Saved data entries:

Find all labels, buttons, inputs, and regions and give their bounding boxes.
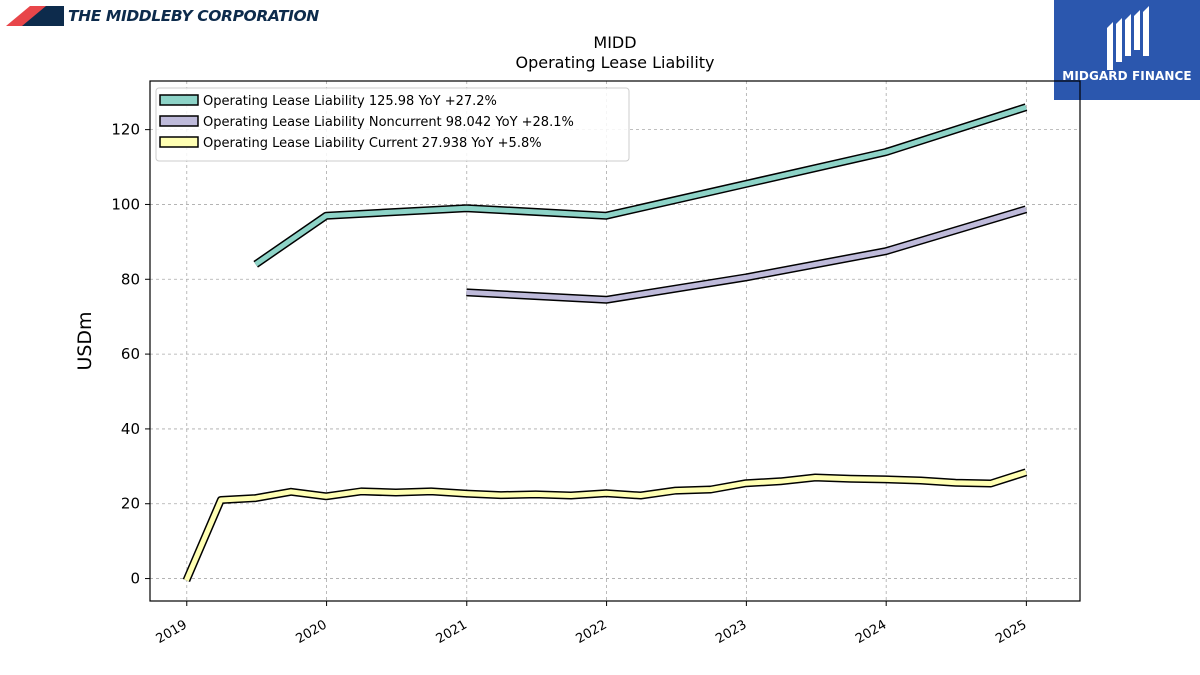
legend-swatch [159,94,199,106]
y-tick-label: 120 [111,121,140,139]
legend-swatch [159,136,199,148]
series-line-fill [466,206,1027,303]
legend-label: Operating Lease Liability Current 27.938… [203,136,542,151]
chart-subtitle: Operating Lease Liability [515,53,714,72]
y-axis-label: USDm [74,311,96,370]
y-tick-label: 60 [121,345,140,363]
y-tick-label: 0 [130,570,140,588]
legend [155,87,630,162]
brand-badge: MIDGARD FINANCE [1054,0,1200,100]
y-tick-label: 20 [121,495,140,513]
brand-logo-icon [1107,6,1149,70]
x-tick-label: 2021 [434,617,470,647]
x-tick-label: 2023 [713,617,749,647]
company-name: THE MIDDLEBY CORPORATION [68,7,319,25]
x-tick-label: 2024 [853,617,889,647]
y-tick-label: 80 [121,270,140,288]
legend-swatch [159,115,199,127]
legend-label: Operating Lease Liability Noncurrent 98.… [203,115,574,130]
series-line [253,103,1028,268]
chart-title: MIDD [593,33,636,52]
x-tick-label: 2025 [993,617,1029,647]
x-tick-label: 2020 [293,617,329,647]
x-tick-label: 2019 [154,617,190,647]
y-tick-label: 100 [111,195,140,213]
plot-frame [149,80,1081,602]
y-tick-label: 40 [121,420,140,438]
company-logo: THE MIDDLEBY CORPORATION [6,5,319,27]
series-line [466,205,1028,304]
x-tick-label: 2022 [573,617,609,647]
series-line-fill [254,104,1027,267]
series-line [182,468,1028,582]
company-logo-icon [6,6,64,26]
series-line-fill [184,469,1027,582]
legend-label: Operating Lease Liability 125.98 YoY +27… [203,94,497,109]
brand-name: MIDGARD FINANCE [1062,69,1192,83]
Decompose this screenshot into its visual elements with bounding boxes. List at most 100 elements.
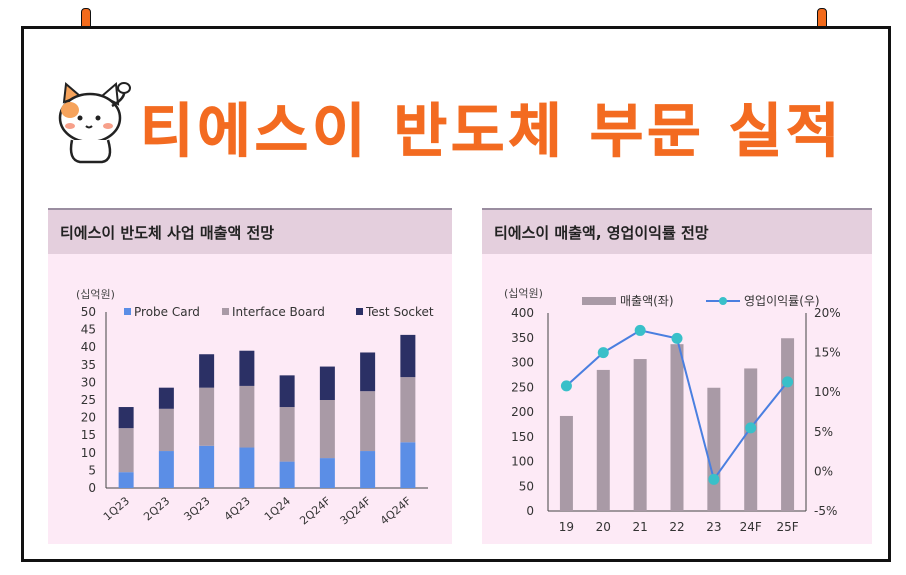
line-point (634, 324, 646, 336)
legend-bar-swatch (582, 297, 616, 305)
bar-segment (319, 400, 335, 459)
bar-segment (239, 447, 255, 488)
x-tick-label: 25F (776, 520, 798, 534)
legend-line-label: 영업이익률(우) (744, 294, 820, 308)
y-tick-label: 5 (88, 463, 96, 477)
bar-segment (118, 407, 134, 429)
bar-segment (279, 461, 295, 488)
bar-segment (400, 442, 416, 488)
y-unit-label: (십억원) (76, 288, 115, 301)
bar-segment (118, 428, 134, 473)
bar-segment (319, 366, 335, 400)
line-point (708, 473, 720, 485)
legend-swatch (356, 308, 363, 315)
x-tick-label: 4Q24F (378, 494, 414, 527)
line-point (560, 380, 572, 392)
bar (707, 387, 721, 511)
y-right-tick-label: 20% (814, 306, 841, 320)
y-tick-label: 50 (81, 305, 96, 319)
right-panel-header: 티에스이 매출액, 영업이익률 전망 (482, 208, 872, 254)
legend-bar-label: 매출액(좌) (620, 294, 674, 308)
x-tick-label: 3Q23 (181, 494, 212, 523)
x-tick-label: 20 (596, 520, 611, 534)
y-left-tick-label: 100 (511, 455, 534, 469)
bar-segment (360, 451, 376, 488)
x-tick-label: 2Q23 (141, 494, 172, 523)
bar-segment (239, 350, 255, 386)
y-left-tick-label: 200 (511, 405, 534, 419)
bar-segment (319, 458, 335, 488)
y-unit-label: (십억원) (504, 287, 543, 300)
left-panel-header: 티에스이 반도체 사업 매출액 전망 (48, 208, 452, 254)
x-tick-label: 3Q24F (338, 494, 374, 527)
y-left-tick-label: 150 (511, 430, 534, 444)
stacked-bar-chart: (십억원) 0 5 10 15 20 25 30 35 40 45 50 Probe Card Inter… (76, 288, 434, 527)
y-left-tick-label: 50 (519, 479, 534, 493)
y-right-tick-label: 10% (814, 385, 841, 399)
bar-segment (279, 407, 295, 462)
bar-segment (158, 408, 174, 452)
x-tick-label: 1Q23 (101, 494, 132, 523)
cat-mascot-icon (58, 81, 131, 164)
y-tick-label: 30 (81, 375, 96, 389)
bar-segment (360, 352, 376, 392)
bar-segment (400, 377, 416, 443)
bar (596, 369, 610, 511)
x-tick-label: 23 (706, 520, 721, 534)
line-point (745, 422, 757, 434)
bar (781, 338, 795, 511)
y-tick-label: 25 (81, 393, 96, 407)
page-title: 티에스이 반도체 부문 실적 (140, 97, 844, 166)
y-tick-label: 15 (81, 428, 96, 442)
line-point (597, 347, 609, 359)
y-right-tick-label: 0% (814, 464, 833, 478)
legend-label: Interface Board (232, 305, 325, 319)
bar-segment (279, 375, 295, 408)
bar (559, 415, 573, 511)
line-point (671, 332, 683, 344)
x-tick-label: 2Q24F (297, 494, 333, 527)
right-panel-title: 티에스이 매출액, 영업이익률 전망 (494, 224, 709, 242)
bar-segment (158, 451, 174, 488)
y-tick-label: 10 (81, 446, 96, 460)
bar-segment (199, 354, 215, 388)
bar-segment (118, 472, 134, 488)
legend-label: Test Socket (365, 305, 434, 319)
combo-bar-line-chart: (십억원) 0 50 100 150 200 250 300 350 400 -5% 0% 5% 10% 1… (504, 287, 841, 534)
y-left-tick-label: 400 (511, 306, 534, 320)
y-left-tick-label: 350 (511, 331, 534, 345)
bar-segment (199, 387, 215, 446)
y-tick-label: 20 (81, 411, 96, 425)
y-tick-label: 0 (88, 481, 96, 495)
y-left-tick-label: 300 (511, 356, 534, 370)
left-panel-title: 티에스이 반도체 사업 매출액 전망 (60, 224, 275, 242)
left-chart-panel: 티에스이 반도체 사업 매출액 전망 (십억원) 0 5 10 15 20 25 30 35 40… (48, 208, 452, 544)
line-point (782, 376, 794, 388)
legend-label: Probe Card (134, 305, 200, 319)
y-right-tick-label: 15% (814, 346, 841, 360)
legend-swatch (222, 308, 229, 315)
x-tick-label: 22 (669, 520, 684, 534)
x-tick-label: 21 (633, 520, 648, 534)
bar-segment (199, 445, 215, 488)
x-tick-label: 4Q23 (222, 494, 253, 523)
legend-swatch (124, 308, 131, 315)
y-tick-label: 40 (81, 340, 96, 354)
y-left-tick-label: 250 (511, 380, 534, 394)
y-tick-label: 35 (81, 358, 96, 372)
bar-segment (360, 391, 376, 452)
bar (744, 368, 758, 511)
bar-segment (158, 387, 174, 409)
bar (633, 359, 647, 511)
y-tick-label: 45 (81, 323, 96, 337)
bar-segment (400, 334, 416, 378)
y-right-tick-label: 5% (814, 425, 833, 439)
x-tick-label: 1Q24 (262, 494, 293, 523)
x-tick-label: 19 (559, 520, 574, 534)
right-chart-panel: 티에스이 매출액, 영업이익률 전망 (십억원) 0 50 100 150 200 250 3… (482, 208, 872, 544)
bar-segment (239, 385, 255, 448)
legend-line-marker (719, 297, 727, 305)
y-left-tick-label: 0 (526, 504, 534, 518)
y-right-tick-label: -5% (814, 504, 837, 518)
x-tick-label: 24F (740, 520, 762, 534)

---

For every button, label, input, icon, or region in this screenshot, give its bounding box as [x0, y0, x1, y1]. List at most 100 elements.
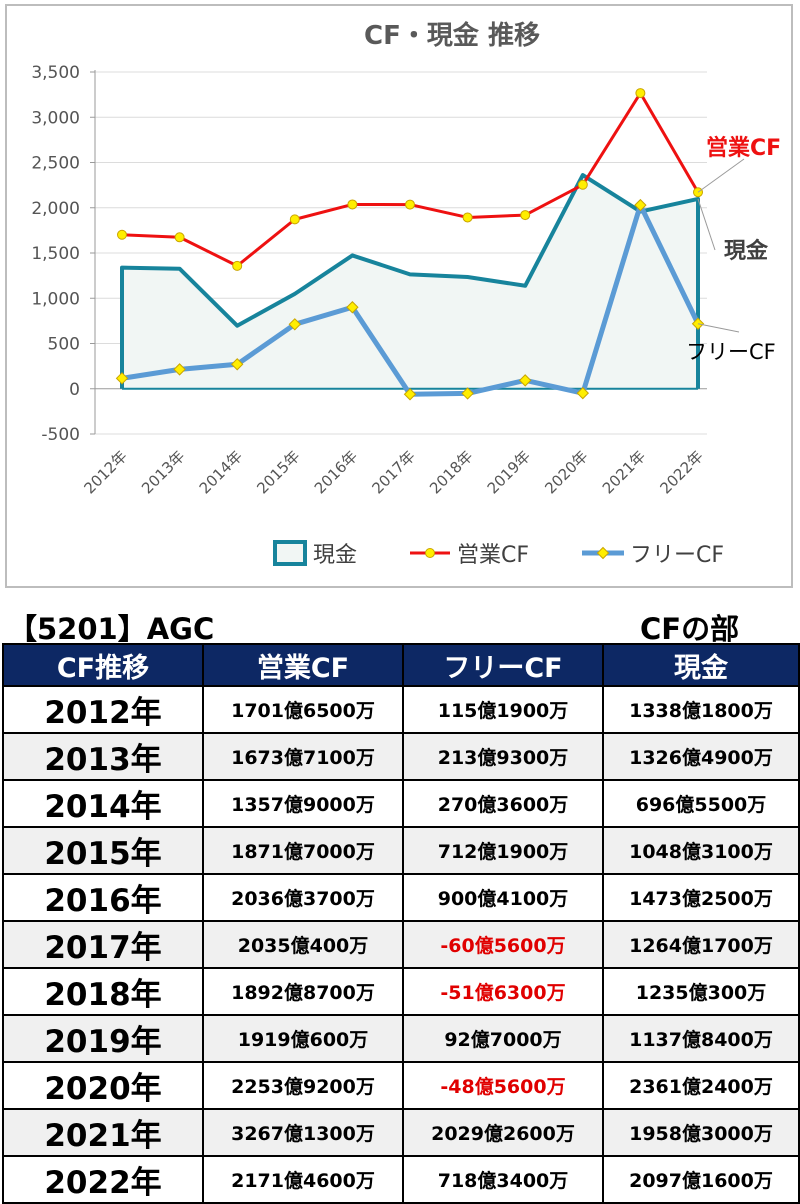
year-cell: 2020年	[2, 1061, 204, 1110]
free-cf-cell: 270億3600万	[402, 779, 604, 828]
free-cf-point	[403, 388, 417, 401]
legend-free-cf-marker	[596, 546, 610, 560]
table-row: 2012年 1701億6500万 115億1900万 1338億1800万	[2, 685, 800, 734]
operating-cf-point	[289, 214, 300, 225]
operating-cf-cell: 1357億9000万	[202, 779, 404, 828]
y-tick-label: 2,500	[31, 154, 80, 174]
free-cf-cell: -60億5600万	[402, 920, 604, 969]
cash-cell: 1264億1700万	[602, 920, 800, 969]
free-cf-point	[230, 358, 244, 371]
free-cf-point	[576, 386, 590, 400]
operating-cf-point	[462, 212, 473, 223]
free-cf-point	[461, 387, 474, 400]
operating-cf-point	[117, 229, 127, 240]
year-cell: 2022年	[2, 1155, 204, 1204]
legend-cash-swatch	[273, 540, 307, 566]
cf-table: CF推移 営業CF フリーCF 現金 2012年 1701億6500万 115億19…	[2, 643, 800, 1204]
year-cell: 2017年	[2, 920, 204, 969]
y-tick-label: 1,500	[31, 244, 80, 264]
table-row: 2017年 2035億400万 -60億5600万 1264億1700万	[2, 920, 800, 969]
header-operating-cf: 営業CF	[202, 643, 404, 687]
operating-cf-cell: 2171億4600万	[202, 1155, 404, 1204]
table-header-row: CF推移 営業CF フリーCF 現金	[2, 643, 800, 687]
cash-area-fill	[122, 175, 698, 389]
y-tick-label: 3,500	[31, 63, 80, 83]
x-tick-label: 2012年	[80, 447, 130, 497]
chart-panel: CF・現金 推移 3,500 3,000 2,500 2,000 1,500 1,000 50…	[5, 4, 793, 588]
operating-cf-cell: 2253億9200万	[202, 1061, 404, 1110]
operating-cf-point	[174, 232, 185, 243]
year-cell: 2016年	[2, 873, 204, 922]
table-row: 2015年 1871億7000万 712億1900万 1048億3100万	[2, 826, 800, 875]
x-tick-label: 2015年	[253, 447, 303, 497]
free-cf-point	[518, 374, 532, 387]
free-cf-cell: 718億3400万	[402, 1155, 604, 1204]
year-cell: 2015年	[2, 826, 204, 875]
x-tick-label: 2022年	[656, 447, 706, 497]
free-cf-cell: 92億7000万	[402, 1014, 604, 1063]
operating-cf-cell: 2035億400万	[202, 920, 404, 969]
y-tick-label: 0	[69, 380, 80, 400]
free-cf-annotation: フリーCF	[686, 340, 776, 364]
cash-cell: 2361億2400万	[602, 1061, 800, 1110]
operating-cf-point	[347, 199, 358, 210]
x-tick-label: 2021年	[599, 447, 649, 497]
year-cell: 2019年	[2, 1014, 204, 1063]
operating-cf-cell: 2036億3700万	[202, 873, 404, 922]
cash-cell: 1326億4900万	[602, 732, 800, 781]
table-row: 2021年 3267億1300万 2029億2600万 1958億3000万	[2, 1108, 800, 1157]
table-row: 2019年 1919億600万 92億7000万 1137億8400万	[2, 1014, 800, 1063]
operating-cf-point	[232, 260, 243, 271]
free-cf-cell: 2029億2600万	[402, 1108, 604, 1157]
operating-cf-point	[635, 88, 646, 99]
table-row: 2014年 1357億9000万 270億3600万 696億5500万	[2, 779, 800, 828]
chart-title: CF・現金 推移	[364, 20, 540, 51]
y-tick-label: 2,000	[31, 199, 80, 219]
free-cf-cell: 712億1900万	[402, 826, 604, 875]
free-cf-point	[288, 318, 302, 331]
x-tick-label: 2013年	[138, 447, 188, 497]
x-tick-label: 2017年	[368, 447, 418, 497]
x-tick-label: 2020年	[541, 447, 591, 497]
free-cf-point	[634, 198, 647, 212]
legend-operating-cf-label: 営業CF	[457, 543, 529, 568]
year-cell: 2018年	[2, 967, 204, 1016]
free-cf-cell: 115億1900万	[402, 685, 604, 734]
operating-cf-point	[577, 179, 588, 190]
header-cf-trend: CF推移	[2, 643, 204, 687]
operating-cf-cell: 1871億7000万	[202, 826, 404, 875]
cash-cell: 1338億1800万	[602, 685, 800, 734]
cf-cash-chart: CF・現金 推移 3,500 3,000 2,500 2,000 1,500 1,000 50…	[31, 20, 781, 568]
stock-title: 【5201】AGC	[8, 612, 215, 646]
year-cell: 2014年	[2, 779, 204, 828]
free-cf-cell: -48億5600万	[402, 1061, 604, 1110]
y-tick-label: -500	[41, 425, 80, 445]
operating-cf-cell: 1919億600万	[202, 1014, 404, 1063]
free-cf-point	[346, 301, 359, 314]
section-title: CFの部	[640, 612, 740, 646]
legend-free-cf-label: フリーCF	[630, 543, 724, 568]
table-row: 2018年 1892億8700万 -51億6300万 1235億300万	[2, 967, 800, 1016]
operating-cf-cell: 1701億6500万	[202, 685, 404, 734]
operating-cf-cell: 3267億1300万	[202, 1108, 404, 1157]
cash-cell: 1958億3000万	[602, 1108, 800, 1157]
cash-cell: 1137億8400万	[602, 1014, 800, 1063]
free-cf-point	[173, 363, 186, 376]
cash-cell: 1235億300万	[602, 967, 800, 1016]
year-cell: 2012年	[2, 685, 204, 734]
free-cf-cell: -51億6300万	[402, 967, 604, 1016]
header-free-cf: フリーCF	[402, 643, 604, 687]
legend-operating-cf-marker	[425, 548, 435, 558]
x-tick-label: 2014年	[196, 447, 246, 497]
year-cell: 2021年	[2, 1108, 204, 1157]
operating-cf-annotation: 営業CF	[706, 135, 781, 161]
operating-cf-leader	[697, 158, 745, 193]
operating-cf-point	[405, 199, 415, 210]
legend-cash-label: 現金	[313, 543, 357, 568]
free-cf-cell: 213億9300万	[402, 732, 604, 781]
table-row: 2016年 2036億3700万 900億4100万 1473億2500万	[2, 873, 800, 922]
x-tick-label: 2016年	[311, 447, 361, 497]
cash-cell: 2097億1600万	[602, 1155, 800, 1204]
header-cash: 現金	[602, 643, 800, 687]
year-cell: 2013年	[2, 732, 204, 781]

--

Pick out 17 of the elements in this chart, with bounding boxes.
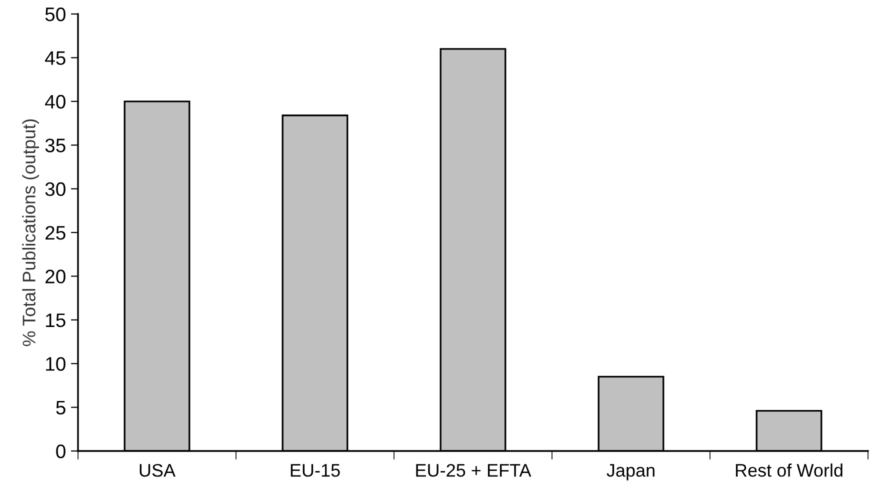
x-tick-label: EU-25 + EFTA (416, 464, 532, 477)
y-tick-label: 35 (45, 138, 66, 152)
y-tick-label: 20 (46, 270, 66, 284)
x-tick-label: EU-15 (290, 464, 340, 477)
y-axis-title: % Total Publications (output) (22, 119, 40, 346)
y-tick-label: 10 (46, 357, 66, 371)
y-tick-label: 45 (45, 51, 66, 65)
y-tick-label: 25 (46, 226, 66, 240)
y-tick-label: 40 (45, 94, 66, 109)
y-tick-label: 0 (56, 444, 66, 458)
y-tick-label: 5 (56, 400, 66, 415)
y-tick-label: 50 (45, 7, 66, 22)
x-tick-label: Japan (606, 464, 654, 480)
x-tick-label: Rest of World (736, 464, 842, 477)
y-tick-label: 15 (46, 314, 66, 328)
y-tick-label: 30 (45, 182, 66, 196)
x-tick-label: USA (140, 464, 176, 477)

◆ Problem to solve ◆
Please report every line of the material above that contains the string "header", copying each such line in full.

◆ Written solution ◆
right-panel-header: 티에스이 매출액, 영업이익률 전망 (482, 208, 872, 254)
left-panel-header: 티에스이 반도체 사업 매출액 전망 (48, 208, 452, 254)
header-operating-cf: 営業CF	[202, 643, 404, 687]
table-header-row: CF推移 営業CF フリーCF 現金	[2, 643, 800, 687]
header-cf-trend: CF推移	[2, 643, 204, 687]
header-free-cf: フリーCF	[402, 643, 604, 687]
header-cash: 現金	[602, 643, 800, 687]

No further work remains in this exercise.